Records from a data source
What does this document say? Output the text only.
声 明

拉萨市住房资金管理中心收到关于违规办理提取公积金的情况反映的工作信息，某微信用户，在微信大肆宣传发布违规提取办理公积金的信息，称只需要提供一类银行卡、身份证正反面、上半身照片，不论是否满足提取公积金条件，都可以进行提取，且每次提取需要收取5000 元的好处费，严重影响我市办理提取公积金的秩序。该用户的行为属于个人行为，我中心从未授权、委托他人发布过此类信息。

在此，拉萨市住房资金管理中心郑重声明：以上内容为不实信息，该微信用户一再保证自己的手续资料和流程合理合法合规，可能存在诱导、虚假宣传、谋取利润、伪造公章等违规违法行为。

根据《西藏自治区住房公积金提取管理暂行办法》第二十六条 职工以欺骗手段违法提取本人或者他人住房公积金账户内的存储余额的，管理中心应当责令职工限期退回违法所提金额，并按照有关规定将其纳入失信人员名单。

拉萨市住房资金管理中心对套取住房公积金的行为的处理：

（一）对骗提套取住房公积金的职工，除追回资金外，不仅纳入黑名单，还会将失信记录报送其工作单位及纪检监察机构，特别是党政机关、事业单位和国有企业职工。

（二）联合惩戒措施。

→ Task requirements: Write out the full set of records exactly as given.

→ Full output:
What does this document say? Output the text only.
声 明

拉萨市住房资金管理中心收到关于违规办理提取公积金的情况反映的工作信息，某微信用户，在微信大肆宣传发布违规提取办理公积金的信息，称只需要提供一类银行卡、身份证正反面、上半身照片，不论是否满足提取公积金条件，都可以进行提取，且每次提取需要收取5000 元的好处费，严重影响我市办理提取公积金的秩序。该用户的行为属于个人行为，我中心从未授权、委托他人发布过此类信息。

在此，拉萨市住房资金管理中心郑重声明：以上内容为不实信息，该微信用户一再保证自己的手续资料和流程合理合法合规，可能存在诱导、虚假宣传、谋取利润、伪造公章等违规违法行为。

根据《西藏自治区住房公积金提取管理暂行办法》第二十六条 职工以欺骗手段违法提取本人或者他人住房公积金账户内的存储余额的，管理中心应当责令职工限期退回违法所提金额，并按照有关规定将其纳入失信人员名单。

拉萨市住房资金管理中心对套取住房公积金的行为的处理：

（一）对骗提套取住房公积金的职工，除追回资金外，不仅纳入黑名单，还会将失信记录报送其工作单位及纪检监察机构，特别是党政机关、事业单位和国有企业职工。

（二）联合惩戒措施。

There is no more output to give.